■ WHAT IS REQUIRED ■
Locate each line containing the string "this" and copy it out.

■ DATASET ROWS ■
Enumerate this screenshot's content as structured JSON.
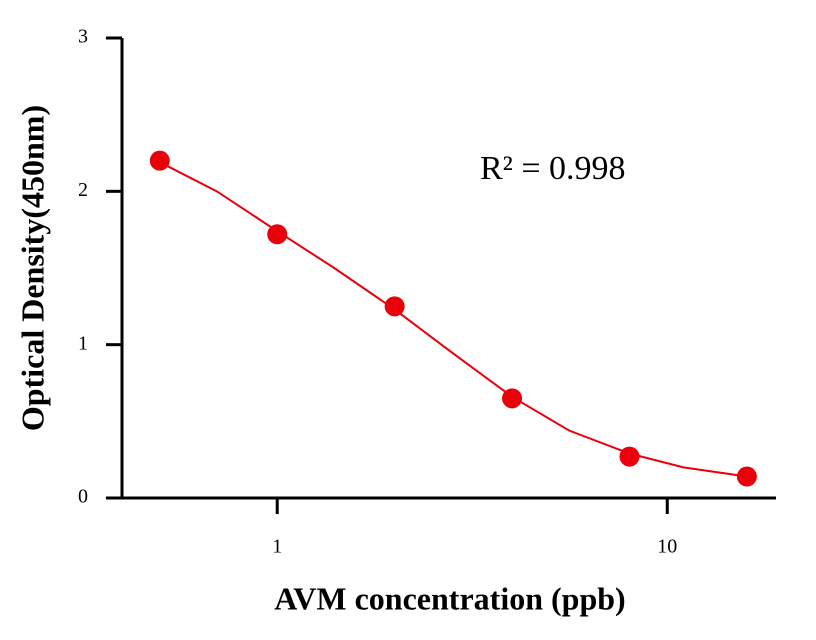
{
  "chart_data": {
    "type": "scatter",
    "xlabel": "AVM concentration (ppb)",
    "ylabel": "Optical Density(450nm)",
    "annotation": "R² = 0.998",
    "xscale": "log",
    "xlim": [
      0.4,
      19
    ],
    "ylim": [
      0,
      3
    ],
    "xticks": [
      1,
      10
    ],
    "yticks": [
      0,
      1,
      2,
      3
    ],
    "series": [
      {
        "kind": "points",
        "color": "#e8000b",
        "x": [
          0.5,
          1,
          2,
          4,
          8,
          16
        ],
        "values": [
          2.2,
          1.72,
          1.25,
          0.65,
          0.27,
          0.14
        ]
      },
      {
        "kind": "line",
        "color": "#e8000b",
        "x": [
          0.5,
          0.7,
          1,
          1.4,
          2,
          2.8,
          4,
          5.6,
          8,
          11,
          16
        ],
        "values": [
          2.19,
          2.0,
          1.74,
          1.5,
          1.23,
          0.95,
          0.66,
          0.44,
          0.29,
          0.2,
          0.14
        ]
      }
    ]
  }
}
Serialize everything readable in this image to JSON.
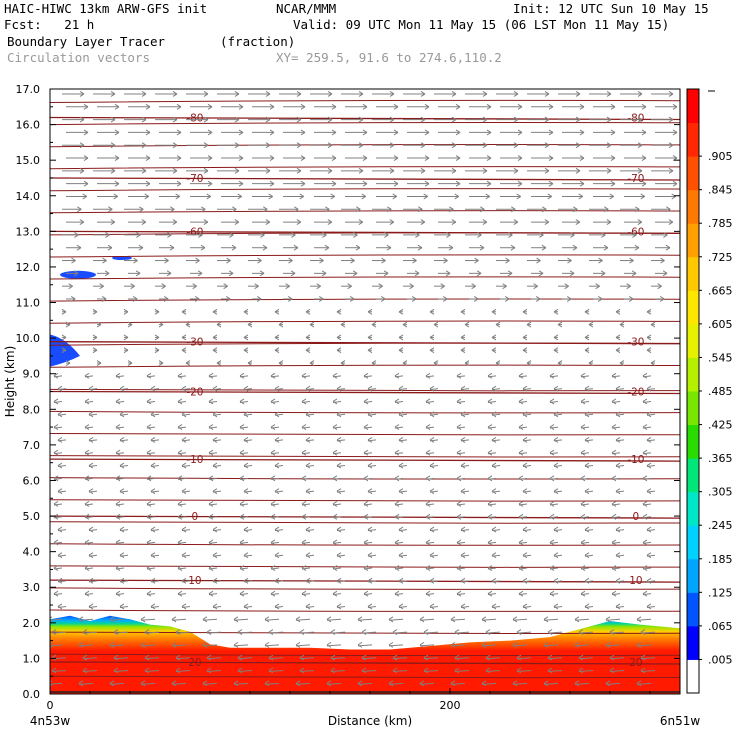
{
  "header": {
    "model": "HAIC-HIWC 13km ARW-GFS init",
    "org": "NCAR/MMM",
    "init": "Init: 12 UTC Sun 10 May 15",
    "fcst": "Fcst:   21 h",
    "valid": "Valid: 09 UTC Mon 11 May 15 (06 LST Mon 11 May 15)",
    "field": "Boundary Layer Tracer",
    "units": "(fraction)",
    "vectors": "Circulation vectors",
    "xy": "XY= 259.5, 91.6 to 274.6,110.2"
  },
  "colors": {
    "contour": "#8b1a1a",
    "vector": "#808080",
    "tracer_high": "#ff1a00",
    "tracer_mid": "#ffd000",
    "tracer_low": "#0050ff"
  },
  "chart_data": {
    "type": "heatmap",
    "xlabel": "Distance (km)",
    "ylabel": "Height (km)",
    "xlim": [
      0,
      315
    ],
    "ylim": [
      0,
      17
    ],
    "x_ticks": [
      {
        "value": 0,
        "label": "0"
      },
      {
        "value": 200,
        "label": "200"
      }
    ],
    "x_end_labels": {
      "left": "4n53w",
      "right": "6n51w"
    },
    "y_ticks": [
      "0.0",
      "1.0",
      "2.0",
      "3.0",
      "4.0",
      "5.0",
      "6.0",
      "7.0",
      "8.0",
      "9.0",
      "10.0",
      "11.0",
      "12.0",
      "13.0",
      "14.0",
      "15.0",
      "16.0",
      "17.0"
    ],
    "colorbar": {
      "labels": [
        ".005",
        ".065",
        ".125",
        ".185",
        ".245",
        ".305",
        ".365",
        ".425",
        ".485",
        ".545",
        ".605",
        ".665",
        ".725",
        ".785",
        ".845",
        ".905"
      ],
      "colors": [
        "#ffffff",
        "#0000ff",
        "#0055ff",
        "#00a5ff",
        "#00d2ff",
        "#00e6c8",
        "#00e678",
        "#28dc00",
        "#78e600",
        "#b4f000",
        "#e6f000",
        "#ffe600",
        "#ffc800",
        "#ffa000",
        "#ff7800",
        "#ff5000",
        "#ff2800",
        "#ff0000"
      ]
    },
    "temperature_contours": [
      {
        "label": "-80",
        "height_km": 16.2
      },
      {
        "label": "-70",
        "height_km": 14.5
      },
      {
        "label": "-60",
        "height_km": 13.0
      },
      {
        "label": "-30",
        "height_km": 9.9
      },
      {
        "label": "-20",
        "height_km": 8.5
      },
      {
        "label": "-10",
        "height_km": 6.6
      },
      {
        "label": "0",
        "height_km": 5.0
      },
      {
        "label": "10",
        "height_km": 3.2
      },
      {
        "label": "20",
        "height_km": 0.9
      }
    ],
    "tracer_top_km": [
      [
        0,
        2.1
      ],
      [
        10,
        2.2
      ],
      [
        20,
        2.05
      ],
      [
        30,
        2.2
      ],
      [
        40,
        2.1
      ],
      [
        50,
        1.95
      ],
      [
        60,
        1.9
      ],
      [
        70,
        1.75
      ],
      [
        80,
        1.4
      ],
      [
        90,
        1.3
      ],
      [
        110,
        1.3
      ],
      [
        130,
        1.3
      ],
      [
        150,
        1.25
      ],
      [
        170,
        1.25
      ],
      [
        190,
        1.35
      ],
      [
        210,
        1.45
      ],
      [
        230,
        1.5
      ],
      [
        250,
        1.6
      ],
      [
        270,
        1.9
      ],
      [
        280,
        2.05
      ],
      [
        295,
        1.95
      ],
      [
        315,
        1.85
      ]
    ],
    "wind_notes": "Westerly flow aloft (above ~10 km), weak easterly flow below ~9 km"
  }
}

■ SOLUTION BELOW ■
Enumerate this screenshot's content as structured JSON.
Serialize everything readable in this image to JSON.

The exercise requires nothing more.